---------- RECORDS SUPPLIED

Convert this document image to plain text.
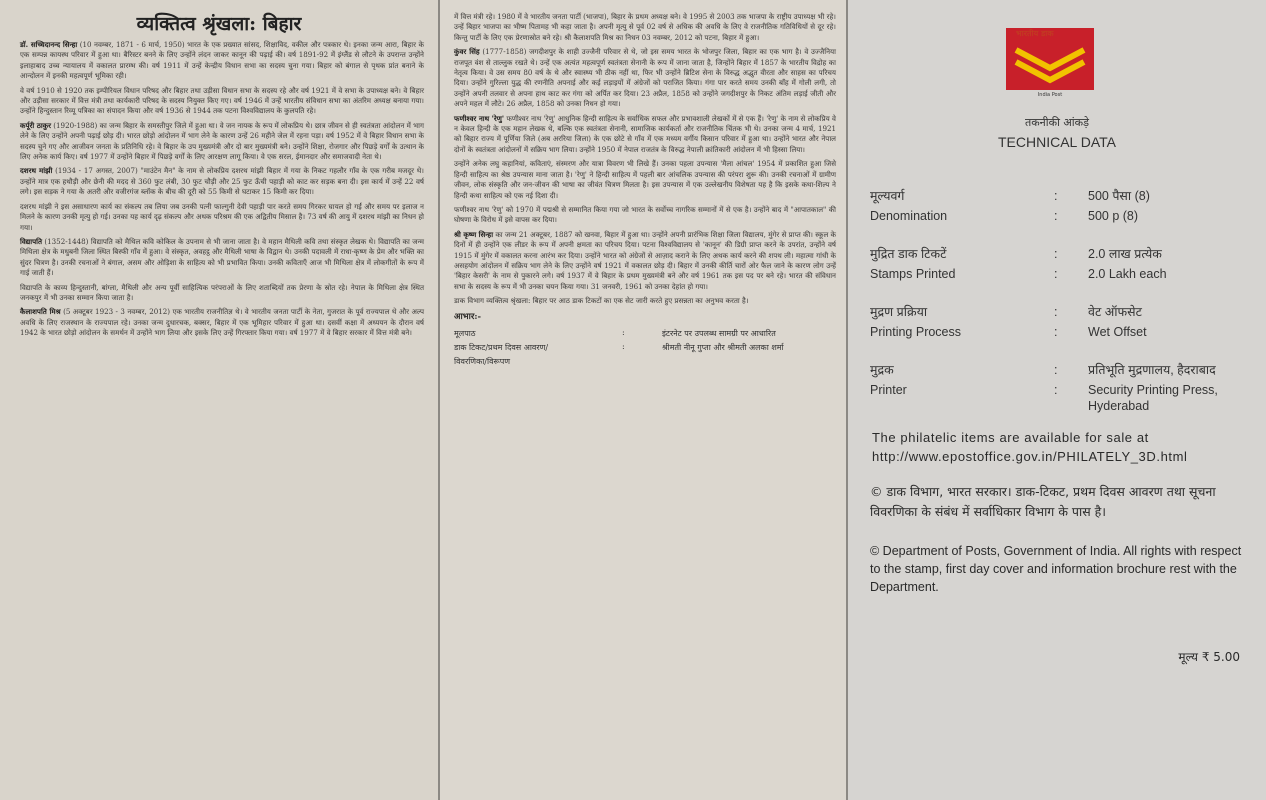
व्यक्तित्व श्रृंखला: बिहार

डॉ. सच्चिदानन्द सिन्हा (10 नवम्बर, 1871 - 6 मार्च, 1950) भारत के एक प्रख्यात सांसद, शिक्षाविद, वकील और पत्रकार थे। इनका जन्म आरा, बिहार के एक सम्पन्न कायस्थ परिवार में हुआ था। बैरिस्टर बनने के लिए उन्होंने लंदन जाकर कानून की पढ़ाई की। वर्ष 1891-92 में इंग्लैंड से लौटने के उपरान्त उन्होंने इलाहाबाद उच्च न्यायालय में वकालत प्रारम्भ की। वर्ष 1911 में उन्हें केन्द्रीय विधान सभा का सदस्य चुना गया। बिहार को बंगाल से पृथक प्रांत बनाने के आन्दोलन में इनकी महत्वपूर्ण भूमिका रही।

वे वर्ष 1910 से 1920 तक इम्पीरियल विधान परिषद और बिहार तथा उड़ीसा विधान सभा के सदस्य रहे और वर्ष 1921 में वे सभा के उपाध्यक्ष बने। वे बिहार और उड़ीसा सरकार में वित्त मंत्री तथा कार्यकारी परिषद के सदस्य नियुक्त किए गए। वर्ष 1946 में उन्हें भारतीय संविधान सभा का अंतरिम अध्यक्ष बनाया गया। उन्होंने हिन्दुस्तान रिव्यू पत्रिका का संपादन किया और वर्ष 1936 से 1944 तक पटना विश्वविद्यालय के कुलपति रहे।

कर्पूरी ठाकुर (1920-1988) का जन्म बिहार के समस्तीपुर जिले में हुआ था। वे जन नायक के रूप में लोकप्रिय थे। छात्र जीवन से ही स्वतंत्रता आंदोलन में भाग लेने के लिए उन्होंने अपनी पढ़ाई छोड़ दी। भारत छोड़ो आंदोलन में भाग लेने के कारण उन्हें 26 महीने जेल में रहना पड़ा। वर्ष 1952 में वे बिहार विधान सभा के सदस्य चुने गए और आजीवन जनता के प्रतिनिधि रहे। वे बिहार के उप मुख्यमंत्री और दो बार मुख्यमंत्री बने। उन्होंने शिक्षा, रोजगार और पिछड़े वर्गों के उत्थान के लिए अनेक कार्य किए। वर्ष 1977 में उन्होंने बिहार में पिछड़े वर्गों के लिए आरक्षण लागू किया। वे एक सरल, ईमानदार और समाजवादी नेता थे।

दशरथ मांझी (1934 - 17 अगस्त, 2007) "माउंटेन मैन" के नाम से लोकप्रिय दशरथ मांझी बिहार में गया के निकट गहलौर गाँव के एक गरीब मजदूर थे। उन्होंने मात्र एक हथौड़ी और छेनी की मदद से 360 फुट लंबी, 30 फुट चौड़ी और 25 फुट ऊँची पहाड़ी को काट कर सड़क बना दी। इस कार्य में उन्हें 22 वर्ष लगे। इस सड़क ने गया के अतरी और वजीरगंज ब्लॉक के बीच की दूरी को 55 किमी से घटाकर 15 किमी कर दिया।

दशरथ मांझी ने इस असाधारण कार्य का संकल्प तब लिया जब उनकी पत्नी फाल्गुनी देवी पहाड़ी पार करते समय गिरकर घायल हो गईं और समय पर इलाज न मिलने के कारण उनकी मृत्यु हो गई। उनका यह कार्य दृढ़ संकल्प और अथक परिश्रम की एक अद्वितीय मिसाल है। 73 वर्ष की आयु में दशरथ मांझी का निधन हो गया।

विद्यापति (1352-1448) विद्यापति को मैथिल कवि कोकिल के उपनाम से भी जाना जाता है। वे महान मैथिली कवि तथा संस्कृत लेखक थे। विद्यापति का जन्म मिथिला क्षेत्र के मधुबनी जिला स्थित बिस्फी गाँव में हुआ। वे संस्कृत, अवहट्ठ और मैथिली भाषा के विद्वान थे। उनकी पदावली में राधा-कृष्ण के प्रेम और भक्ति का सुंदर चित्रण है। उनकी रचनाओं ने बंगाल, असम और ओड़िशा के साहित्य को भी प्रभावित किया। उनकी कविताएँ आज भी मिथिला क्षेत्र में लोकगीतों के रूप में गाई जाती हैं।

विद्यापति के काव्य हिन्दुस्तानी, बांग्ला, मैथिली और अन्य पूर्वी साहित्यिक परंपराओं के लिए शताब्दियों तक प्रेरणा के स्रोत रहे। नेपाल के मिथिला क्षेत्र स्थित जनकपुर में भी उनका सम्मान किया जाता है।

कैलाशपति मिश्र (5 अक्टूबर 1923 - 3 नवम्बर, 2012) एक भारतीय राजनीतिज्ञ थे। वे भारतीय जनता पार्टी के नेता, गुजरात के पूर्व राज्यपाल थे और अल्प अवधि के लिए राजस्थान के राज्यपाल रहे। उनका जन्म दुधारचक, बक्सर, बिहार में एक भूमिहार परिवार में हुआ था। दसवीं कक्षा में अध्ययन के दौरान वर्ष 1942 के भारत छोड़ो आंदोलन के समर्थन में उन्होंने भाग लिया और इसके लिए उन्हें गिरफ्तार किया गया। वर्ष 1977 में वे बिहार सरकार में वित्त मंत्री बने।

में वित्त मंत्री रहे। 1980 में वे भारतीय जनता पार्टी (भाजपा), बिहार के प्रथम अध्यक्ष बने। वे 1995 से 2003 तक भाजपा के राष्ट्रीय उपाध्यक्ष भी रहे। उन्हें बिहार भाजपा का भीष्म पितामह भी कहा जाता है। अपनी मृत्यु से पूर्व 02 वर्ष से अधिक की अवधि के लिए वे राजनीतिक गतिविधियों से दूर रहे। किन्तु पार्टी के लिए एक प्रेरणास्रोत बने रहे। श्री कैलाशपति मिश्र का निधन 03 नवम्बर, 2012 को पटना, बिहार में हुआ।

कुंवर सिंह (1777-1858) जगदीशपुर के शाही उज्जैनी परिवार से थे, जो इस समय भारत के भोजपुर जिला, बिहार का एक भाग है। वे उज्जैनिया राजपूत वंश से ताल्लुक रखते थे। उन्हें एक अत्यंत महत्वपूर्ण स्वतंत्रता सेनानी के रूप में जाना जाता है, जिन्होंने बिहार में 1857 के भारतीय विद्रोह का नेतृत्व किया। वे उस समय 80 वर्ष के थे और स्वास्थ्य भी ठीक नहीं था, फिर भी उन्होंने ब्रिटिश सेना के विरुद्ध अद्भुत वीरता और साहस का परिचय दिया। उन्होंने गुरिल्ला युद्ध की रणनीति अपनाई और कई लड़ाइयों में अंग्रेजों को पराजित किया। गंगा पार करते समय उनकी बाँह में गोली लगी, तो उन्होंने अपनी तलवार से अपना हाथ काट कर गंगा को अर्पित कर दिया। 23 अप्रैल, 1858 को उन्होंने जगदीशपुर के निकट अंतिम लड़ाई जीती और अपने महल में लौटे। 26 अप्रैल, 1858 को उनका निधन हो गया।

फणीश्वर नाथ 'रेणु' फणीश्वर नाथ 'रेणु' आधुनिक हिन्दी साहित्य के सर्वाधिक सफल और प्रभावशाली लेखकों में से एक हैं। 'रेणु' के नाम से लोकप्रिय वे न केवल हिन्दी के एक महान लेखक थे, बल्कि एक स्वतंत्रता सेनानी, सामाजिक कार्यकर्ता और राजनीतिक चिंतक भी थे। उनका जन्म 4 मार्च, 1921 को बिहार राज्य में पूर्णिया जिले (अब अररिया जिला) के एक छोटे से गाँव में एक मध्यम वर्गीय किसान परिवार में हुआ था। उन्होंने भारत और नेपाल दोनों के स्वतंत्रता आंदोलनों में सक्रिय भाग लिया। उन्होंने 1950 में नेपाल राजतंत्र के विरुद्ध नेपाली क्रांतिकारी आंदोलन में भी हिस्सा लिया।

उन्होंने अनेक लघु कहानियां, कविताएं, संस्मरण और यात्रा विवरण भी लिखे हैं। उनका पहला उपन्यास 'मैला आंचल' 1954 में प्रकाशित हुआ जिसे हिन्दी साहित्य का श्रेष्ठ उपन्यास माना जाता है। 'रेणु' ने हिन्दी साहित्य में पहली बार आंचलिक उपन्यास की परंपरा शुरू की। उनकी रचनाओं में ग्रामीण जीवन, लोक संस्कृति और जन-जीवन की भाषा का जीवंत चित्रण मिलता है। इस उपन्यास में एक उल्लेखनीय विशेषता यह है कि इसके कथा-शिल्प ने हिन्दी कथा साहित्य को एक नई दिशा दी।

फणीश्वर नाथ 'रेणु' को 1970 में पद्मश्री से सम्मानित किया गया जो भारत के सर्वोच्च नागरिक सम्मानों में से एक है। उन्होंने बाद में "आपातकाल" की घोषणा के विरोध में इसे वापस कर दिया।

श्री कृष्ण सिन्हा का जन्म 21 अक्टूबर, 1887 को खनवा, बिहार में हुआ था। उन्होंने अपनी प्रारंभिक शिक्षा जिला विद्यालय, मुंगेर से प्राप्त की। स्कूल के दिनों में ही उन्होंने एक लीडर के रूप में अपनी क्षमता का परिचय दिया। पटना विश्वविद्यालय से 'कानून' की डिग्री प्राप्त करने के उपरांत, उन्होंने वर्ष 1915 में मुंगेर में वकालत करना आरंभ कर दिया। उन्होंने भारत को अंग्रेजों से आज़ाद कराने के लिए अथक कार्य करने की शपथ ली। महात्मा गांधी के असहयोग आंदोलन में सक्रिय भाग लेने के लिए उन्होंने वर्ष 1921 में वकालत छोड़ दी। बिहार में उनकी कीर्ति चारों ओर फैल जाने के कारण लोग उन्हें 'बिहार केसरी' के नाम से पुकारने लगे। वर्ष 1937 में वे बिहार के प्रथम मुख्यमंत्री बने और वर्ष 1961 तक इस पद पर बने रहे। भारत की संविधान सभा के सदस्य के रूप में भी उनका चयन किया गया। 31 जनवरी, 1961 को उनका देहांत हो गया।

डाक विभाग व्यक्तित्व श्रृंखला: बिहार पर आठ डाक टिकटों का एक सेट जारी करते हुए प्रसन्नता का अनुभव करता है।

आभार:-
मूलपाठ	:	इंटरनेट पर उपलब्ध सामग्री पर आधारित
डाक टिकट/प्रथम दिवस आवरण/	:	श्रीमती नीनू गुप्ता और श्रीमती अलका शर्मा
विवरणिका/विरूपण
India Post
भारतीय डाक
तकनीकी आंकड़े
TECHNICAL DATA
मूल्यवर्ग	:	500 पैसा (8)
Denomination	:	500 p (8)
मुद्रित डाक टिकटें	:	2.0 लाख प्रत्येक
Stamps Printed	:	2.0 Lakh each
मुद्रण प्रक्रिया	:	वेट ऑफसेट
Printing Process	:	Wet Offset
मुद्रक	:	प्रतिभूति मुद्रणालय, हैदराबाद
Printer	:	Security Printing Press, Hyderabad
The philatelic items are available for sale at http://www.epostoffice.gov.in/PHILATELY_3D.html
© डाक विभाग, भारत सरकार। डाक-टिकट, प्रथम दिवस आवरण तथा सूचना विवरणिका के संबंध में सर्वाधिकार विभाग के पास है।
© Department of Posts, Government of India. All rights with respect to the stamp, first day cover and information brochure rest with the Department.
मूल्य ₹ 5.00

--------------------

Answer with a single number: the count of lines holding the word "India".

2